• [Source data]:
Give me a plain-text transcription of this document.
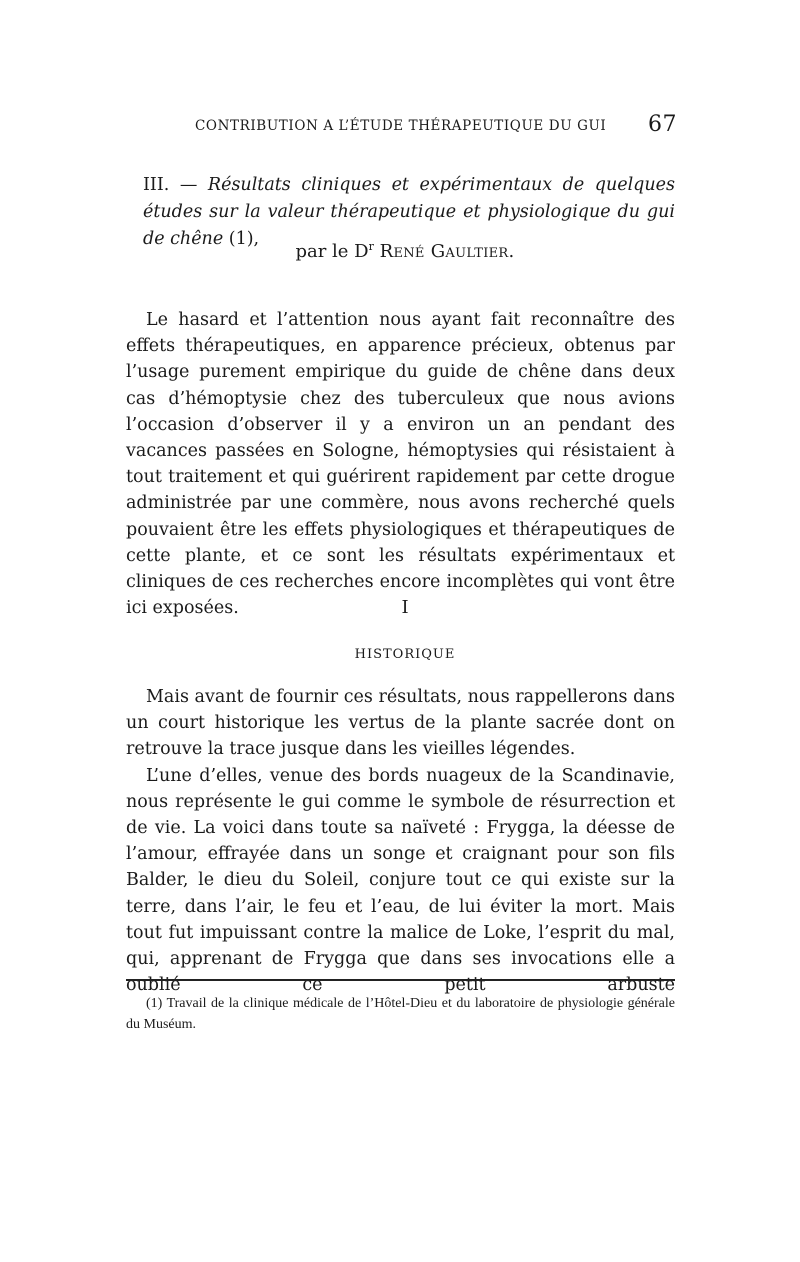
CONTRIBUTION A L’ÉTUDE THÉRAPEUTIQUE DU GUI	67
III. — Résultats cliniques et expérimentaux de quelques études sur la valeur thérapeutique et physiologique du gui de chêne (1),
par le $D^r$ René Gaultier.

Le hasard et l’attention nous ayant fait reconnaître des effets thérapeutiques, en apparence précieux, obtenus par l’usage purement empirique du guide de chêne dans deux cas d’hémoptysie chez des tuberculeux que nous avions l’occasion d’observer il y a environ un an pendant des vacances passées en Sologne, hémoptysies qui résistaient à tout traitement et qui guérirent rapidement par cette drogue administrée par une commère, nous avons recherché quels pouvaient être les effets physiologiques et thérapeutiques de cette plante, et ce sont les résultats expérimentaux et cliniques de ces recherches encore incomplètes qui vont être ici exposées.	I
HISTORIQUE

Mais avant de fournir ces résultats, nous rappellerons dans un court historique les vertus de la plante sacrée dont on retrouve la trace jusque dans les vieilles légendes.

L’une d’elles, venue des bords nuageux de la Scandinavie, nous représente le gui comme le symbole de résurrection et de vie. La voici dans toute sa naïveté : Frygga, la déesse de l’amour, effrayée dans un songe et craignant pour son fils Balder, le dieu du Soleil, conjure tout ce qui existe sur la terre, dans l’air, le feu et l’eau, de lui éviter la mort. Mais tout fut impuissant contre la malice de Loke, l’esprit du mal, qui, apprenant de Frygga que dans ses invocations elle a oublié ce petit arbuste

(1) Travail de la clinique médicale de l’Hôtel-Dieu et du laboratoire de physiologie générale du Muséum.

* * *

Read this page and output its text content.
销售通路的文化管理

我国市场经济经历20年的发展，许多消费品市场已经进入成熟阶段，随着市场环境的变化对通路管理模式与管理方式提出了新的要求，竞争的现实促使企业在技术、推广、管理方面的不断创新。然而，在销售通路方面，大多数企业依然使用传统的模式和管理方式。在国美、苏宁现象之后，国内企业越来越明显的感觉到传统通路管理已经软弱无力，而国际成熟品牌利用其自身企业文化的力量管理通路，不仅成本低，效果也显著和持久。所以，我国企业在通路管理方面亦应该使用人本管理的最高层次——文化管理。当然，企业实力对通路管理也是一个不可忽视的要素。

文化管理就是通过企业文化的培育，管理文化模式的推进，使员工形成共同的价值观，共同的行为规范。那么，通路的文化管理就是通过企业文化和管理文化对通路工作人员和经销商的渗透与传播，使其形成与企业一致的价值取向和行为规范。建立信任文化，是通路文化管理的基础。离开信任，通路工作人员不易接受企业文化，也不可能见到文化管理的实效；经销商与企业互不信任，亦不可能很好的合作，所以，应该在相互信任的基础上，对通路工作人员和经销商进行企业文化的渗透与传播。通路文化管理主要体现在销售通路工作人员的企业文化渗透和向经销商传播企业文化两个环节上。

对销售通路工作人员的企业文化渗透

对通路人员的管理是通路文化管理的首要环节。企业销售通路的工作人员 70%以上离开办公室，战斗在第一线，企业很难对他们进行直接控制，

• [What you will do]:
In the lines above, locate the string "this". Copy every line where it occurs.

• [Written response]:
Give me a plain-text transcription of this document.
Read this page and output its text content.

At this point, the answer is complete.